- **Given instruction**
Read the listing below and copy out every line that holds "τετράδιό".
^^^^^^^^^^^^^^^^
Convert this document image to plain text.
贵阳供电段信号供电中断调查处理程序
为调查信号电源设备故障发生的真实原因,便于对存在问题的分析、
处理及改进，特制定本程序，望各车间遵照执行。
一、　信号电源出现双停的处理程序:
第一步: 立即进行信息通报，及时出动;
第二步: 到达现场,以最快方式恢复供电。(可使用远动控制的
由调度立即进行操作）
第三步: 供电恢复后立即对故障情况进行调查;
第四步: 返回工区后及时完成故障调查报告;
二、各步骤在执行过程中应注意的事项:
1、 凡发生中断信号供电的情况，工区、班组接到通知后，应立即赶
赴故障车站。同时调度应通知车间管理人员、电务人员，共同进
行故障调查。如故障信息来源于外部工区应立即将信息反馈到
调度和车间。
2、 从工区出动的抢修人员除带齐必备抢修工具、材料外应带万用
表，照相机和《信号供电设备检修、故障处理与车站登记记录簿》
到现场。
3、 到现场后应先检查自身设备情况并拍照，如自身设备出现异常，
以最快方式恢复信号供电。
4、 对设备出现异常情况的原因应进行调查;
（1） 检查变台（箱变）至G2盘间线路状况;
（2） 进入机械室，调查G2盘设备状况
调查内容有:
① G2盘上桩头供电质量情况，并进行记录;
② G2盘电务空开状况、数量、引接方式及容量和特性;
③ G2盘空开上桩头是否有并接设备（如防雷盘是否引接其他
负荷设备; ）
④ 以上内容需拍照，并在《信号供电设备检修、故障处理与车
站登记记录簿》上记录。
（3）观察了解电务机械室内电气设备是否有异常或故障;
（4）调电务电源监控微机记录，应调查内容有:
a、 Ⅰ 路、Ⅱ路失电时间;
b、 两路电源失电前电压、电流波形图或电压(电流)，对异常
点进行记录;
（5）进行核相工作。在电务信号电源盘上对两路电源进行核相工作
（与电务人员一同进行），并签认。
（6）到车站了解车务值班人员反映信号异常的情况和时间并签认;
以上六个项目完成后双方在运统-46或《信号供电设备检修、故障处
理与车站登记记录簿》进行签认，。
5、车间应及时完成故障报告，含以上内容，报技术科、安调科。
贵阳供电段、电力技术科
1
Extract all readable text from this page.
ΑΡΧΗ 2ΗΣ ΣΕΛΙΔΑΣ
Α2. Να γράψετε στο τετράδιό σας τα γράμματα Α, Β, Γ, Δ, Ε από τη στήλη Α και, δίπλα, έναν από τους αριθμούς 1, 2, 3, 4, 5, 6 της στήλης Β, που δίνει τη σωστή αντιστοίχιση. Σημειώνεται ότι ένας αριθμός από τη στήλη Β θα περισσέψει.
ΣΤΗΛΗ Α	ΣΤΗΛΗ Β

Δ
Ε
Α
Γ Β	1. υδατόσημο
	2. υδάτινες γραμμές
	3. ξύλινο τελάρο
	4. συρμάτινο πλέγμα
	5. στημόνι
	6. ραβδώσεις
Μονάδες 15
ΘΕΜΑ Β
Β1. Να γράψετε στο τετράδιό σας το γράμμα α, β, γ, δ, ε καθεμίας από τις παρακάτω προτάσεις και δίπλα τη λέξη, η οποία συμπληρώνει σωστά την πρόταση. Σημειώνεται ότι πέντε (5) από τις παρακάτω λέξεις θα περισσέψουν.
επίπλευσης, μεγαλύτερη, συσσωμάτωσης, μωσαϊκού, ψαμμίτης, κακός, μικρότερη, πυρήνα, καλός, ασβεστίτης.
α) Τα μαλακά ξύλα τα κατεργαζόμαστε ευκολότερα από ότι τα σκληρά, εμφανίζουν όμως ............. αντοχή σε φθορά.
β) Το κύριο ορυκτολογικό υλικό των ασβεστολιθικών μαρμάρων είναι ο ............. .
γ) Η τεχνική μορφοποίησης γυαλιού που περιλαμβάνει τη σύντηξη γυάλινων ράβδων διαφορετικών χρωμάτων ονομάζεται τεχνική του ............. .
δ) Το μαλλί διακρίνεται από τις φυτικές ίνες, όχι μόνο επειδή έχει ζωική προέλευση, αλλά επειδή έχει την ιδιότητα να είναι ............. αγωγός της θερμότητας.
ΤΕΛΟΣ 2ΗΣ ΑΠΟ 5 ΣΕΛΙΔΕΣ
^^^^^^^^^^^^^^^^
- **Written solution**
Α2. Να γράψετε στο τετράδιό σας τα γράμματα Α, Β, Γ, Δ, Ε από τη στήλη Α και, δίπλα, έναν από τους αριθμούς 1, 2, 3, 4, 5, 6 της στήλης Β, που δίνει τη σωστή αντιστοίχιση. Σημειώνεται ότι ένας αριθμός από τη στήλη Β θα περισσέψει.
Β1. Να γράψετε στο τετράδιό σας το γράμμα α, β, γ, δ, ε καθεμίας από τις παρακάτω προτάσεις και δίπλα τη λέξη, η οποία συμπληρώνει σωστά την πρόταση. Σημειώνεται ότι πέντε (5) από τις παρακάτω λέξεις θα περισσέψουν.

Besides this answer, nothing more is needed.